GIVEN REQUEST:
Copy all lines holding the word "last" from the entries.

***** DATASET EXCERPTS

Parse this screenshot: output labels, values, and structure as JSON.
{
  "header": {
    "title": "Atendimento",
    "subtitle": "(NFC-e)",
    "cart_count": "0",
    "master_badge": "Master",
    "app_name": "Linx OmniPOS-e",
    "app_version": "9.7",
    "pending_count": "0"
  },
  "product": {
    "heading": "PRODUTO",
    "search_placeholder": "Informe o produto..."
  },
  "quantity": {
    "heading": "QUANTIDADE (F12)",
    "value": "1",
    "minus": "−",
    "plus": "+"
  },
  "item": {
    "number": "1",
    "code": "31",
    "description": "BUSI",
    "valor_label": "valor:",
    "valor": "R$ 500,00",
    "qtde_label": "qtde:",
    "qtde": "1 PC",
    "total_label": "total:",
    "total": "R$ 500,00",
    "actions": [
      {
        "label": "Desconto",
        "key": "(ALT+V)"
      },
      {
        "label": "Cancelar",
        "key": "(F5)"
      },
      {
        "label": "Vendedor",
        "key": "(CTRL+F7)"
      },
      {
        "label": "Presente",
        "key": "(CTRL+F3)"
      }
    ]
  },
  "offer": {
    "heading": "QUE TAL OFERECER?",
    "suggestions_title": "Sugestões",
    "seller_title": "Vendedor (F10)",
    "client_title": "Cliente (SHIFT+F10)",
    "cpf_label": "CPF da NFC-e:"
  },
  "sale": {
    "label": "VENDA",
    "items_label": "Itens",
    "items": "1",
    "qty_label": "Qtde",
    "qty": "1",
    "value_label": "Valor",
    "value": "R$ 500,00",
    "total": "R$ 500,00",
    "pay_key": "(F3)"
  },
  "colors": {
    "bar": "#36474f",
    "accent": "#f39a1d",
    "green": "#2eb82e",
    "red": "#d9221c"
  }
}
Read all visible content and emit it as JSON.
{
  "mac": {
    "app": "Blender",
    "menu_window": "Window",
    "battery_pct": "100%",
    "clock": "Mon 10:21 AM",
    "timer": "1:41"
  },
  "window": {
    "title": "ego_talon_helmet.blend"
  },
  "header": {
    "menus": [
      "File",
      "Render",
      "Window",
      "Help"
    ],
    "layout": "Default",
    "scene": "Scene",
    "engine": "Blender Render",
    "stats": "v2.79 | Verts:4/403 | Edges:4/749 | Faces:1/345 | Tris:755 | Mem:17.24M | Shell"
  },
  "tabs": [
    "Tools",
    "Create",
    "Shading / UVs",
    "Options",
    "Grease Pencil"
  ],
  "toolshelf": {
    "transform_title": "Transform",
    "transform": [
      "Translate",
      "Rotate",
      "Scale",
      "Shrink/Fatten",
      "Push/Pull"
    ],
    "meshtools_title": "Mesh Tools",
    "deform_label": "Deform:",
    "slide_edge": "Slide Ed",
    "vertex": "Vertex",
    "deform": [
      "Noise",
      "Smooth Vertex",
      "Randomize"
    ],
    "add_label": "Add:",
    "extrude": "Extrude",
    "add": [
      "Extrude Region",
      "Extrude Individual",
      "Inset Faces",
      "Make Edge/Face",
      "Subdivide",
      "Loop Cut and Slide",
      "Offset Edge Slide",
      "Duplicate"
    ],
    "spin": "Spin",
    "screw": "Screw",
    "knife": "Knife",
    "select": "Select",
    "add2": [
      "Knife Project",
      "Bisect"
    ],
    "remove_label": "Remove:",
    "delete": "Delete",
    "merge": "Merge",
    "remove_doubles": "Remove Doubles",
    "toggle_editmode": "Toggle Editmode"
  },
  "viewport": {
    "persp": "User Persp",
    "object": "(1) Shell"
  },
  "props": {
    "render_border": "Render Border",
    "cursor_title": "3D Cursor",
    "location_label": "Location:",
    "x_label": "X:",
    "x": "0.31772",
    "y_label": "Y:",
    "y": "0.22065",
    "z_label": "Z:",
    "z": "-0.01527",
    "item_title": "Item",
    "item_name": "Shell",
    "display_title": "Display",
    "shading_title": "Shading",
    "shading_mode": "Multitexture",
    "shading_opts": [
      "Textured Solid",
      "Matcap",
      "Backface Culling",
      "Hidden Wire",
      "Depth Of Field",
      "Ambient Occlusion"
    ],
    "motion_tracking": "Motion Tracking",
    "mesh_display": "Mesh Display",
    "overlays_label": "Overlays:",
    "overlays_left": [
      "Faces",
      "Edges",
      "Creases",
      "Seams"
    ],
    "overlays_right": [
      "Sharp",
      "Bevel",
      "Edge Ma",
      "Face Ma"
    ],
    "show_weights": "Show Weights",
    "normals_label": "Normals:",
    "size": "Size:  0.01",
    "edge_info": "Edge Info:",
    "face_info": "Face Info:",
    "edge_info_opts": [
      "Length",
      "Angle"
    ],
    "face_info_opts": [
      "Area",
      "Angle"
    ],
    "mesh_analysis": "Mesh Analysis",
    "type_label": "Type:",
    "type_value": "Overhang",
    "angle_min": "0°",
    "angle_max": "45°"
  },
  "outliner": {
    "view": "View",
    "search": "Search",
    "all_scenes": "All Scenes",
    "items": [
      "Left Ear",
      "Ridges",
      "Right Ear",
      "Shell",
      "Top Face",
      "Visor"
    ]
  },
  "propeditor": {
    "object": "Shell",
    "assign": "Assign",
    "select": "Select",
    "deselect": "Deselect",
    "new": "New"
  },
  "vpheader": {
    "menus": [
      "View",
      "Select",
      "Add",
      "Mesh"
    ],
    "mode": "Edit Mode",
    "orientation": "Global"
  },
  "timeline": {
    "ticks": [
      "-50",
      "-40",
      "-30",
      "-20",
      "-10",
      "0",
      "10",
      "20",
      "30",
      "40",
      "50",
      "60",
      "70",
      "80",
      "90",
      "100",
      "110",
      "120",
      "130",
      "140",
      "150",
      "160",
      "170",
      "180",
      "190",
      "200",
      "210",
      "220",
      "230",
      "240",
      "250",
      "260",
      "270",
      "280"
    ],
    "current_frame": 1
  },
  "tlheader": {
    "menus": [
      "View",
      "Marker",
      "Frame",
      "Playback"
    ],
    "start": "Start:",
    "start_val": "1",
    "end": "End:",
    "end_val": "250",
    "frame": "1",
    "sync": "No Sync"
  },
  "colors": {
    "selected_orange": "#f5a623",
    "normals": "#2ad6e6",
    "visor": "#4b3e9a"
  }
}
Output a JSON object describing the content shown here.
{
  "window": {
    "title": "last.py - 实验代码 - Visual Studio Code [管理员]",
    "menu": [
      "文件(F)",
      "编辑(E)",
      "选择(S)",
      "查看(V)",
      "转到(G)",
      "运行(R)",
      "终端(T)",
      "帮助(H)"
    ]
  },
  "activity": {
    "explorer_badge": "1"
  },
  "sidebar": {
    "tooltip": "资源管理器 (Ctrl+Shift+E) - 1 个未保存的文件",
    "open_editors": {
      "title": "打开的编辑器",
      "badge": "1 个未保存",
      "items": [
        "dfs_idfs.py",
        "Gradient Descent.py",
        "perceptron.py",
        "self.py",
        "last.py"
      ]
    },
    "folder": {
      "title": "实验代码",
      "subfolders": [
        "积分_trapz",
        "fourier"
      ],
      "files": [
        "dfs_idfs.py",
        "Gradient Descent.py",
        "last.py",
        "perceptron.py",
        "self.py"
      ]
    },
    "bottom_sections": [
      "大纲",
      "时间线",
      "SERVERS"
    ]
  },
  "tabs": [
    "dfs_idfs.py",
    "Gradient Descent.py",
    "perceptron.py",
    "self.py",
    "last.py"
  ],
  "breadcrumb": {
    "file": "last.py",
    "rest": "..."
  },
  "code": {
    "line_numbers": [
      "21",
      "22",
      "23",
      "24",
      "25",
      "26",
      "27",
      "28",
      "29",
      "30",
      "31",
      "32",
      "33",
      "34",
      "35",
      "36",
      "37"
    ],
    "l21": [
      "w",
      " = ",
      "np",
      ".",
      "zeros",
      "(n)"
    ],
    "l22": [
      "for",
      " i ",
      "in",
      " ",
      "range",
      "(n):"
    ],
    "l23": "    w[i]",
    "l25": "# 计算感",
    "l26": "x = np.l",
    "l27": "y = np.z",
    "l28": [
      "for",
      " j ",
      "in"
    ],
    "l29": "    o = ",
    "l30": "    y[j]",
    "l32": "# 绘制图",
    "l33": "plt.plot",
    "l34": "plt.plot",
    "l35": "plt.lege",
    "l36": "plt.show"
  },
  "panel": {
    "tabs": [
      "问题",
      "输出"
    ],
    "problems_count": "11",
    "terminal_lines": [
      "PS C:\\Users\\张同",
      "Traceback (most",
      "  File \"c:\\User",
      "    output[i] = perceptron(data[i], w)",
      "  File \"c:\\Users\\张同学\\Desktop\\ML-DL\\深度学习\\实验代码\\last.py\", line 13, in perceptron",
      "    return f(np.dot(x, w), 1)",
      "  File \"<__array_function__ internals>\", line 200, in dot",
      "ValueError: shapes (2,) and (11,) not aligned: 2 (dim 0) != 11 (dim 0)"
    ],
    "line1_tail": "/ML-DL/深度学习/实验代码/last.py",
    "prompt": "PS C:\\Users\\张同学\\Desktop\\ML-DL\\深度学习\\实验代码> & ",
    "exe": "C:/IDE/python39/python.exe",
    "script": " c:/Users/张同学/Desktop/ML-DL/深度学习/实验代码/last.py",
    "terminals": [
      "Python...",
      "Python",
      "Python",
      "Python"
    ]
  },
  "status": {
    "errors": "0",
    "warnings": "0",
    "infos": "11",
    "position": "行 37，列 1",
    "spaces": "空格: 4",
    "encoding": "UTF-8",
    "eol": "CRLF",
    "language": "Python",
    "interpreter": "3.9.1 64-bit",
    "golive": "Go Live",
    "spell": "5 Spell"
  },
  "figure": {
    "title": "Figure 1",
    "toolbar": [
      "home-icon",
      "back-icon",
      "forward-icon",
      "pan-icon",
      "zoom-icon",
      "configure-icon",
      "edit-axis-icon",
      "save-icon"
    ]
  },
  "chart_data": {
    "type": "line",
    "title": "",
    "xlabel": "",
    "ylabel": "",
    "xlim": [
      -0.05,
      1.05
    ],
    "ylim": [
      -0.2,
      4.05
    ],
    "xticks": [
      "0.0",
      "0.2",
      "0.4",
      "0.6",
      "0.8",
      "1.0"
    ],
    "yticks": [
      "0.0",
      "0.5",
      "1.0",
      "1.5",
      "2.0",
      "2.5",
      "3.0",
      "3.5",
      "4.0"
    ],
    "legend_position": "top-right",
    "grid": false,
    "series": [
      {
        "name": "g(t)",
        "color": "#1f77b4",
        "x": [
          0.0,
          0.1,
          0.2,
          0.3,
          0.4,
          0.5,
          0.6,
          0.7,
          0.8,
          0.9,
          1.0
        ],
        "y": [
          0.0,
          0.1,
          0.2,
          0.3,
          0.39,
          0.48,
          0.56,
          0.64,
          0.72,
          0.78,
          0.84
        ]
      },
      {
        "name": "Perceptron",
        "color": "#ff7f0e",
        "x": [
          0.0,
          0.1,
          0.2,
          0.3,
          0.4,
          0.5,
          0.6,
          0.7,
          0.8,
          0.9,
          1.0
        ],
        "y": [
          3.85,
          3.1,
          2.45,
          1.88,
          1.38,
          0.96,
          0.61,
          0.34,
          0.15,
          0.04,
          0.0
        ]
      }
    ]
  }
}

**********

RESULT FOR THIS EXERCISE:
    "title": "last.py - 实验代码 - Visual Studio Code [管理员]",
        "last.py"
        "last.py",
    "last.py"
    "file": "last.py",
      "  File \"c:\\Users\\张同学\\Desktop\\ML-DL\\深度学习\\实验代码\\last.py\", line 13, in perceptron",
    "line1_tail": "/ML-DL/深度学习/实验代码/last.py",
    "script": " c:/Users/张同学/Desktop/ML-DL/深度学习/实验代码/last.py",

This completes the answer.